» Aim of the task
Give the number of lines containing "trajectories" in this listing, with no other words.
------------------------------------------------------------------------
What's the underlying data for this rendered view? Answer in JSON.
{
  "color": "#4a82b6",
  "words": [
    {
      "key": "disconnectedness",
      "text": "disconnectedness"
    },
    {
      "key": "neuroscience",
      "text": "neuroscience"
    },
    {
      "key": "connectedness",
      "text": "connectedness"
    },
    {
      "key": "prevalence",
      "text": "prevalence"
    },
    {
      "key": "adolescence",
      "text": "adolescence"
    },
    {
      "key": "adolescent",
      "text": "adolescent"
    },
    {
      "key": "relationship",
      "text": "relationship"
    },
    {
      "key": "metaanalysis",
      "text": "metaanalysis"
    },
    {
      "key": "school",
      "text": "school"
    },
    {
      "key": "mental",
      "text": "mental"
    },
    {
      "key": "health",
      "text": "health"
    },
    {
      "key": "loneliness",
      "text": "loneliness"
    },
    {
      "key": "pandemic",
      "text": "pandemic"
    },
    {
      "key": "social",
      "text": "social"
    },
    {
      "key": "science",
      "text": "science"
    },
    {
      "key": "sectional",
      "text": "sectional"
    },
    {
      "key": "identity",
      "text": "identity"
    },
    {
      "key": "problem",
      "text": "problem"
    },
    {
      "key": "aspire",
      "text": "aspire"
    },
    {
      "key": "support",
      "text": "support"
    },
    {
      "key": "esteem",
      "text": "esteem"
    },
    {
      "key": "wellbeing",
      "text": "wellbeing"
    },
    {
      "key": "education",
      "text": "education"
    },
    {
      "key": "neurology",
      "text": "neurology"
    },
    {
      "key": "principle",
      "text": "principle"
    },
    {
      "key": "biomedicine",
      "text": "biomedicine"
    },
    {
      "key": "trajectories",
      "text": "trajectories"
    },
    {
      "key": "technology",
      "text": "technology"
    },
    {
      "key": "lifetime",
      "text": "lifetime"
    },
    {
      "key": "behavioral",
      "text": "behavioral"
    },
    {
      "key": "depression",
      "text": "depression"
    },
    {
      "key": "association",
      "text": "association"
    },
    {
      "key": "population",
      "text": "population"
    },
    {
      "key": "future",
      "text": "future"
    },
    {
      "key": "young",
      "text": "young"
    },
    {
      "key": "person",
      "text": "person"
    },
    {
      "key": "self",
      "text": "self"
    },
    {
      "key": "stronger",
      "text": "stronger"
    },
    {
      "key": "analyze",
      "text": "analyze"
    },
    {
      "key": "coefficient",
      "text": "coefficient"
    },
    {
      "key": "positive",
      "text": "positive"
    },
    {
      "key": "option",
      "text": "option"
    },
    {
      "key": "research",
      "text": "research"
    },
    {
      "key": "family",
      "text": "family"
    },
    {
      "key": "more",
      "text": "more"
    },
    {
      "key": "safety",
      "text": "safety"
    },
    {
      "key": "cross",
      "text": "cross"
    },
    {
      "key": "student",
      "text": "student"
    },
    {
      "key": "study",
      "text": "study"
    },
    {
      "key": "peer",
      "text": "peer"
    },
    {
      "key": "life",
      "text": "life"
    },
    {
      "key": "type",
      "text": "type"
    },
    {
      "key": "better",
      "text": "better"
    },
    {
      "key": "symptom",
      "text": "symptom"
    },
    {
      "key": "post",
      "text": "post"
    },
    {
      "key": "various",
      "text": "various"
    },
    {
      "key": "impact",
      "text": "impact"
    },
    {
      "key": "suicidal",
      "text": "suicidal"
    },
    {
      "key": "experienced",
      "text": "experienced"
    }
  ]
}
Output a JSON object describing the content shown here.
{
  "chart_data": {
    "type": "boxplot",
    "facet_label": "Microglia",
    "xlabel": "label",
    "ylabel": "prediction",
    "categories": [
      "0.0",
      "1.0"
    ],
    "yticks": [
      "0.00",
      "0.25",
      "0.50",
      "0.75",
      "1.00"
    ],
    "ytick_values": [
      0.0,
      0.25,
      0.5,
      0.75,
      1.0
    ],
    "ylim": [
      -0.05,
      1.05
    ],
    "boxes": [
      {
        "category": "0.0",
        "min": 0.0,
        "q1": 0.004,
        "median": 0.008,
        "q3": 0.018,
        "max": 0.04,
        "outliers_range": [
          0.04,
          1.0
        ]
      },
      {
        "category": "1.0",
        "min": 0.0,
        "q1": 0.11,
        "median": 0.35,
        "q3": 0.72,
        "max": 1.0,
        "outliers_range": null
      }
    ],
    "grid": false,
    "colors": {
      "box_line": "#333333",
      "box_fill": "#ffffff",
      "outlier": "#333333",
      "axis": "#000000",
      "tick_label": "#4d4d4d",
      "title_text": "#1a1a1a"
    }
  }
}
------------------------------------------------------------------------
» Exercise response
2